Stored entries:

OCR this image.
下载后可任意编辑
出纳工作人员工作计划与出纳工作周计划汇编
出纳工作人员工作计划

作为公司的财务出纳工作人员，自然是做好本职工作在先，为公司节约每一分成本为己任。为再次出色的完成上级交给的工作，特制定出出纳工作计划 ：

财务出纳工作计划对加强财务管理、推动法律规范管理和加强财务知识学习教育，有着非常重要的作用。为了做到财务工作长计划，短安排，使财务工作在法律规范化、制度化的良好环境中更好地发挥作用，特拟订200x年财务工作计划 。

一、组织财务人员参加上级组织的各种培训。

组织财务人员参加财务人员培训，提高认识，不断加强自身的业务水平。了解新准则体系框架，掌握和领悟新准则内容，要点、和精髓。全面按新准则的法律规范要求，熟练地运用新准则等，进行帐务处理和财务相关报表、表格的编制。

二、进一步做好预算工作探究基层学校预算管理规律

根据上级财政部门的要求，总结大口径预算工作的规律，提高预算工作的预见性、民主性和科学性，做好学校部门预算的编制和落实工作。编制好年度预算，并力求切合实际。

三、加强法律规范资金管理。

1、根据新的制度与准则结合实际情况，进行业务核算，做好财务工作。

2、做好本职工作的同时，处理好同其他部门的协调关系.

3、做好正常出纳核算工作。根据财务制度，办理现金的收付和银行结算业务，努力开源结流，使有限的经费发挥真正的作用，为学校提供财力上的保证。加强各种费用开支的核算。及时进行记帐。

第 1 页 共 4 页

> **Set task**: Copy all the lines, exactly.

> **Exercise solution**:
OCR this image.
下载后可任意编辑
出纳工作人员工作计划与出纳工作周计划汇编
出纳工作人员工作计划

作为公司的财务出纳工作人员，自然是做好本职工作在先，为公司节约每一分成本为己任。为再次出色的完成上级交给的工作，特制定出出纳工作计划 ：

财务出纳工作计划对加强财务管理、推动法律规范管理和加强财务知识学习教育，有着非常重要的作用。为了做到财务工作长计划，短安排，使财务工作在法律规范化、制度化的良好环境中更好地发挥作用，特拟订200x年财务工作计划 。

一、组织财务人员参加上级组织的各种培训。

组织财务人员参加财务人员培训，提高认识，不断加强自身的业务水平。了解新准则体系框架，掌握和领悟新准则内容，要点、和精髓。全面按新准则的法律规范要求，熟练地运用新准则等，进行帐务处理和财务相关报表、表格的编制。

二、进一步做好预算工作探究基层学校预算管理规律

根据上级财政部门的要求，总结大口径预算工作的规律，提高预算工作的预见性、民主性和科学性，做好学校部门预算的编制和落实工作。编制好年度预算，并力求切合实际。

三、加强法律规范资金管理。

1、根据新的制度与准则结合实际情况，进行业务核算，做好财务工作。

2、做好本职工作的同时，处理好同其他部门的协调关系.

3、做好正常出纳核算工作。根据财务制度，办理现金的收付和银行结算业务，努力开源结流，使有限的经费发挥真正的作用，为学校提供财力上的保证。加强各种费用开支的核算。及时进行记帐。

第 1 页 共 4 页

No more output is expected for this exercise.